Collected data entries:

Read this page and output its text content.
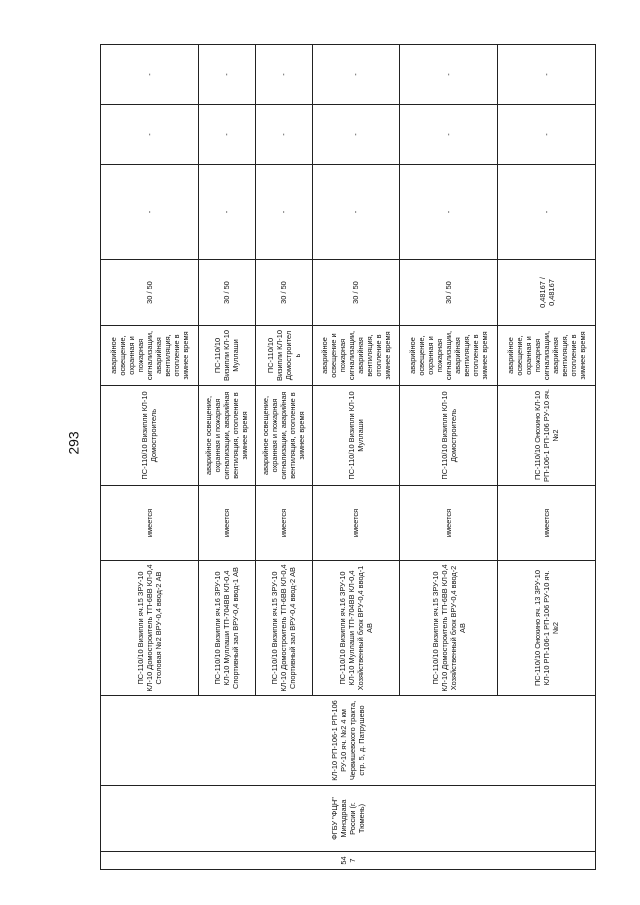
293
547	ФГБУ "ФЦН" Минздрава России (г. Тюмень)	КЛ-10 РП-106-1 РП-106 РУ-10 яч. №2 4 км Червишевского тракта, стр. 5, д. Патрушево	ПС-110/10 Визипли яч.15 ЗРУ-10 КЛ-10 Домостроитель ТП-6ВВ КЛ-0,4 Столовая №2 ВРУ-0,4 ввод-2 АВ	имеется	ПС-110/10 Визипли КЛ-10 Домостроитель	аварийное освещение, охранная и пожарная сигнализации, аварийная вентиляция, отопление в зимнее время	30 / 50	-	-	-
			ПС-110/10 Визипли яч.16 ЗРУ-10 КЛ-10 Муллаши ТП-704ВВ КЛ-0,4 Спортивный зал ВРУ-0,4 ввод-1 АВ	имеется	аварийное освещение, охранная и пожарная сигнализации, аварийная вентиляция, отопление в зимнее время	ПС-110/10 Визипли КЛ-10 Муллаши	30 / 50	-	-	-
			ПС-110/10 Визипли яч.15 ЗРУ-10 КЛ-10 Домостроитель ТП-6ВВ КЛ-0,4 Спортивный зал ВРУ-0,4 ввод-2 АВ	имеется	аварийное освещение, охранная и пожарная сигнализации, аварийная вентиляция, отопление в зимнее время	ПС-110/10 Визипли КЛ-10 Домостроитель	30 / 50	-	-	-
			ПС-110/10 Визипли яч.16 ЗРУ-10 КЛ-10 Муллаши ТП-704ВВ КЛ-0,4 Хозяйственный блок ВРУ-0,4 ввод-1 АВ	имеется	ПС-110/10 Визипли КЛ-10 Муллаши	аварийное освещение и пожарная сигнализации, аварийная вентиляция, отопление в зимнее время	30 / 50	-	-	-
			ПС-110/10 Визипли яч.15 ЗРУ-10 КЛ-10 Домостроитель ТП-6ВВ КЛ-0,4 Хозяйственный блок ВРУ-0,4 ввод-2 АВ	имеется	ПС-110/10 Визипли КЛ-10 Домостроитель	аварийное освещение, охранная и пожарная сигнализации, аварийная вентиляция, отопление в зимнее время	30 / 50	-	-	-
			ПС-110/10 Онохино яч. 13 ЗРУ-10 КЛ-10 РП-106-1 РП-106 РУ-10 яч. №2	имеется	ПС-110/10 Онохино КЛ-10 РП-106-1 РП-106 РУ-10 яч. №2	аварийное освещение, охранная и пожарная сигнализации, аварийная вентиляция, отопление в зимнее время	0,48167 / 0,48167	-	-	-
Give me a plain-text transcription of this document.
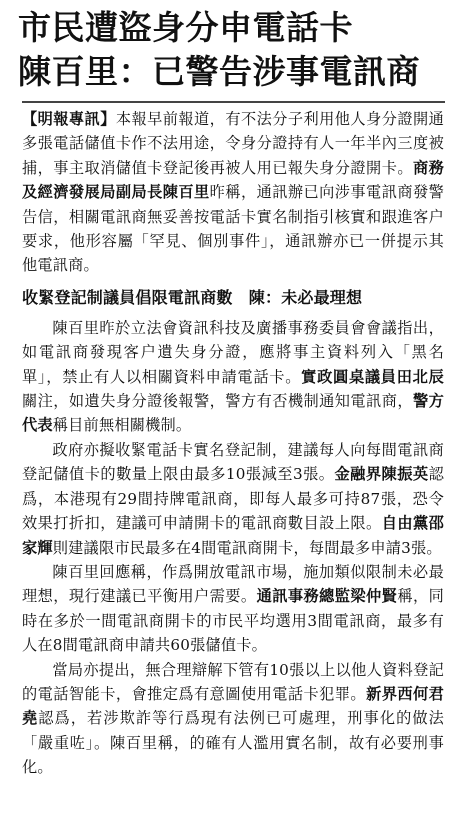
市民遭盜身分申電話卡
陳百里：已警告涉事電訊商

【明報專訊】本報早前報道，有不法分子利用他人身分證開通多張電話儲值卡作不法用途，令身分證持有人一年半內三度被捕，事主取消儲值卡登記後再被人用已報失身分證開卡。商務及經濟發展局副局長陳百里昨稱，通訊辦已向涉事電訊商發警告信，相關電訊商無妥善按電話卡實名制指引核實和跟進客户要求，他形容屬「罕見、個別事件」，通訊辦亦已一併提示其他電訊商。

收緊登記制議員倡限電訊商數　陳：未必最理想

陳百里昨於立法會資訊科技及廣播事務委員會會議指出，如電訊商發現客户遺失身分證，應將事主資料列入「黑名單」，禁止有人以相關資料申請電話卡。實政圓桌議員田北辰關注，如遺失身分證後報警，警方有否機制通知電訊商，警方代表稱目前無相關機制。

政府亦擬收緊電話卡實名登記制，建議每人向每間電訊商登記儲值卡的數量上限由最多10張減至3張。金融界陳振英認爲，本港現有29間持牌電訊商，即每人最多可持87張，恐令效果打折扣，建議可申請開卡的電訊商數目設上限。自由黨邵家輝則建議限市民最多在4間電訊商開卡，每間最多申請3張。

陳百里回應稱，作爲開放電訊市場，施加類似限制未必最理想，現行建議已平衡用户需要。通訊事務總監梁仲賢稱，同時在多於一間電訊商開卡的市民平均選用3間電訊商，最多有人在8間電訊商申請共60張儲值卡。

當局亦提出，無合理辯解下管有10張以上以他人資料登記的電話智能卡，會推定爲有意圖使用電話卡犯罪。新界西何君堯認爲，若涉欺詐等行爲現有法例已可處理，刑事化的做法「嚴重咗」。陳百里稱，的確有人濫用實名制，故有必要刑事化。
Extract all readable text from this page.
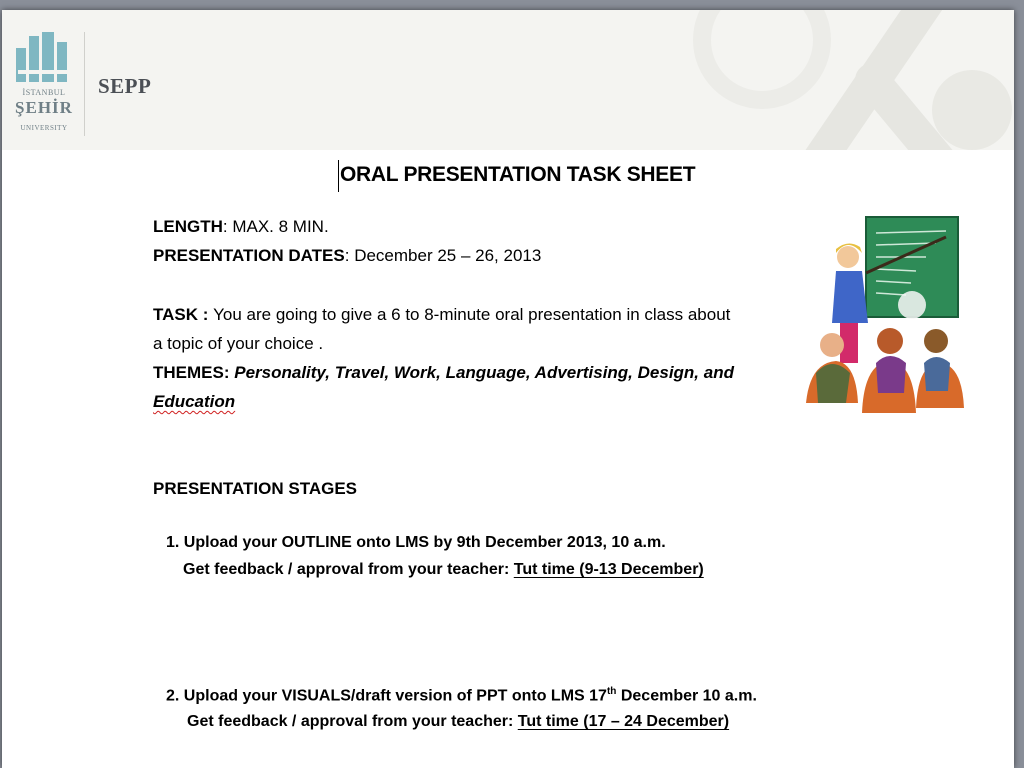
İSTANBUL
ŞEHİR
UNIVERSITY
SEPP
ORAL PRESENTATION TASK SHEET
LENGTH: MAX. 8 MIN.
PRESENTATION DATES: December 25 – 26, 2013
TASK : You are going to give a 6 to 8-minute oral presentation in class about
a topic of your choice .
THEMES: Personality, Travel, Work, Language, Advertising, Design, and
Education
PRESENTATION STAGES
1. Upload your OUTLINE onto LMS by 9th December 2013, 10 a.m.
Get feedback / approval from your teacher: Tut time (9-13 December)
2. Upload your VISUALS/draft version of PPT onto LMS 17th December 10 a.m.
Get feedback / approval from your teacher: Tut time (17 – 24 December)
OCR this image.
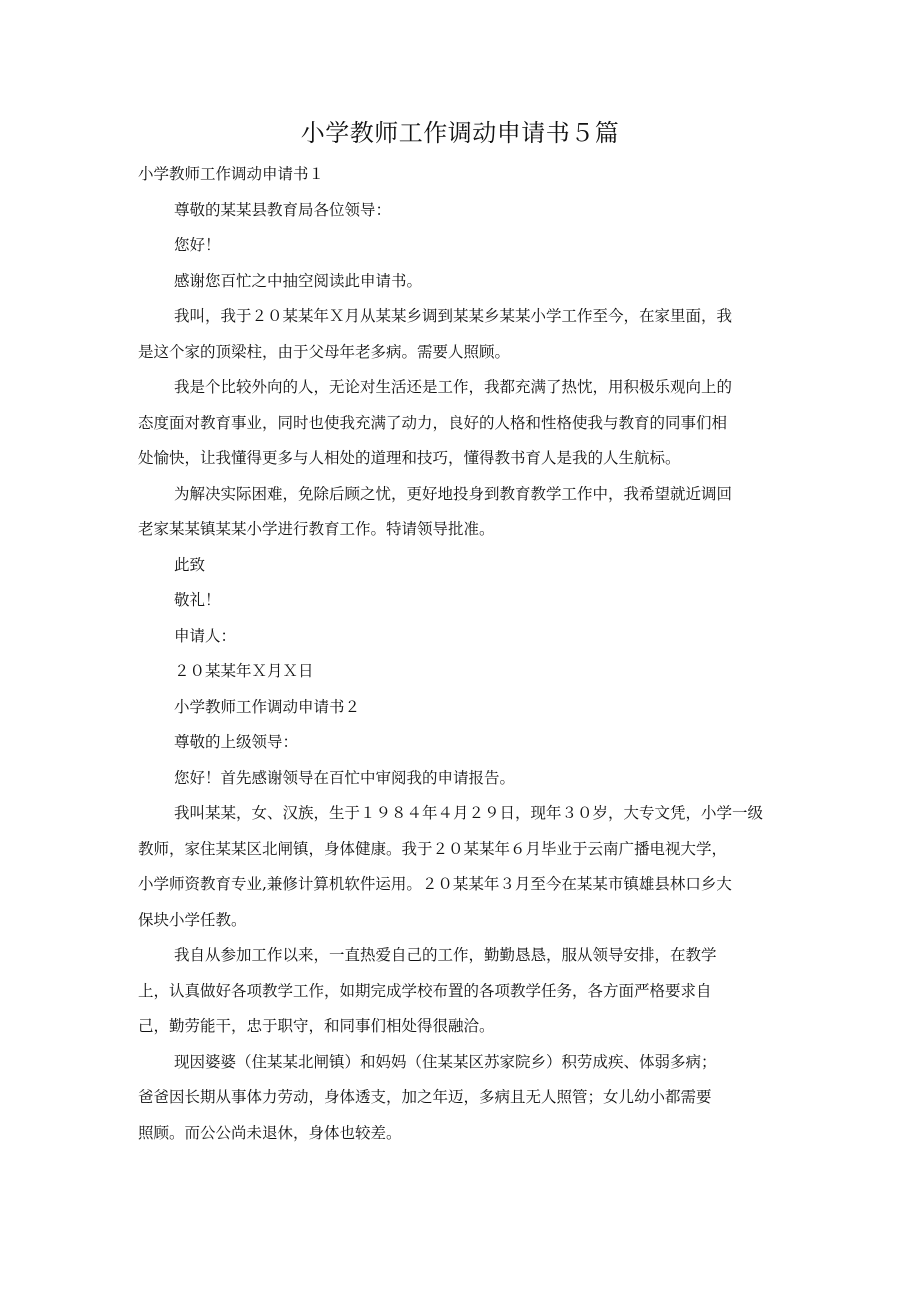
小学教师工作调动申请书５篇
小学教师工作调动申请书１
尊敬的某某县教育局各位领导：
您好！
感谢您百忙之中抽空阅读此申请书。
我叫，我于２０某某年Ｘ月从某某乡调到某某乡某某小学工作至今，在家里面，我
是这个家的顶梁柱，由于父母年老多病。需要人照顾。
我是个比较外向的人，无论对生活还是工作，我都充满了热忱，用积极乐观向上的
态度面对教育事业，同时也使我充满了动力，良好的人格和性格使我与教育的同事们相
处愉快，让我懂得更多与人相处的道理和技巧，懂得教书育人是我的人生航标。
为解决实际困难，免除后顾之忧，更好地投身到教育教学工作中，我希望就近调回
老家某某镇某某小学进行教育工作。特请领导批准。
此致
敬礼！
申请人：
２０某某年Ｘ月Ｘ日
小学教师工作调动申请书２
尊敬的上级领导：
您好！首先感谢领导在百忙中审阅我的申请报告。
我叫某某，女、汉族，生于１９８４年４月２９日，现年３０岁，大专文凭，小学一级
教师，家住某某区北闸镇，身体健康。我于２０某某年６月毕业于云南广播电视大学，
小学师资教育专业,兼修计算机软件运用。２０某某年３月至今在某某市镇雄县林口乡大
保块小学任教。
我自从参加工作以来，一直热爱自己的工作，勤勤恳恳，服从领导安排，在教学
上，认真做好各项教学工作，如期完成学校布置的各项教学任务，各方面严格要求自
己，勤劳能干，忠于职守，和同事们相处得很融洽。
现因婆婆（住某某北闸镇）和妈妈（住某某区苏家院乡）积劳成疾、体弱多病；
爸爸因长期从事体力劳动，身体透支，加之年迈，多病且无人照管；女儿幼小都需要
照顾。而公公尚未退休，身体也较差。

• **GOAL**
Locate "Extract all readable text from this page." in the listing above, then print exactly the lines from that line through the final one, omitting all pictures.

• **COMPLETE RESPONSE**
Extract all readable text from this page.
İSTANBUL
ŞEHİR
UNIVERSITY
SEPP
ORAL PRESENTATION TASK SHEET
LENGTH: MAX. 8 MIN.
PRESENTATION DATES: December 25 – 26, 2013
TASK : You are going to give a 6 to 8-minute oral presentation in class about
a topic of your choice .
THEMES: Personality, Travel, Work, Language, Advertising, Design, and
Education
PRESENTATION STAGES
1. Upload your OUTLINE onto LMS by 9th December 2013, 10 a.m.
Get feedback / approval from your teacher: Tut time (9-13 December)
2. Upload your VISUALS/draft version of PPT onto LMS 17th December 10 a.m.
Get feedback / approval from your teacher: Tut time (17 – 24 December)
OCR this image.
小学教师工作调动申请书５篇
小学教师工作调动申请书１
尊敬的某某县教育局各位领导：
您好！
感谢您百忙之中抽空阅读此申请书。
我叫，我于２０某某年Ｘ月从某某乡调到某某乡某某小学工作至今，在家里面，我
是这个家的顶梁柱，由于父母年老多病。需要人照顾。
我是个比较外向的人，无论对生活还是工作，我都充满了热忱，用积极乐观向上的
态度面对教育事业，同时也使我充满了动力，良好的人格和性格使我与教育的同事们相
处愉快，让我懂得更多与人相处的道理和技巧，懂得教书育人是我的人生航标。
为解决实际困难，免除后顾之忧，更好地投身到教育教学工作中，我希望就近调回
老家某某镇某某小学进行教育工作。特请领导批准。
此致
敬礼！
申请人：
２０某某年Ｘ月Ｘ日
小学教师工作调动申请书２
尊敬的上级领导：
您好！首先感谢领导在百忙中审阅我的申请报告。
我叫某某，女、汉族，生于１９８４年４月２９日，现年３０岁，大专文凭，小学一级
教师，家住某某区北闸镇，身体健康。我于２０某某年６月毕业于云南广播电视大学，
小学师资教育专业,兼修计算机软件运用。２０某某年３月至今在某某市镇雄县林口乡大
保块小学任教。
我自从参加工作以来，一直热爱自己的工作，勤勤恳恳，服从领导安排，在教学
上，认真做好各项教学工作，如期完成学校布置的各项教学任务，各方面严格要求自
己，勤劳能干，忠于职守，和同事们相处得很融洽。
现因婆婆（住某某北闸镇）和妈妈（住某某区苏家院乡）积劳成疾、体弱多病；
爸爸因长期从事体力劳动，身体透支，加之年迈，多病且无人照管；女儿幼小都需要
照顾。而公公尚未退休，身体也较差。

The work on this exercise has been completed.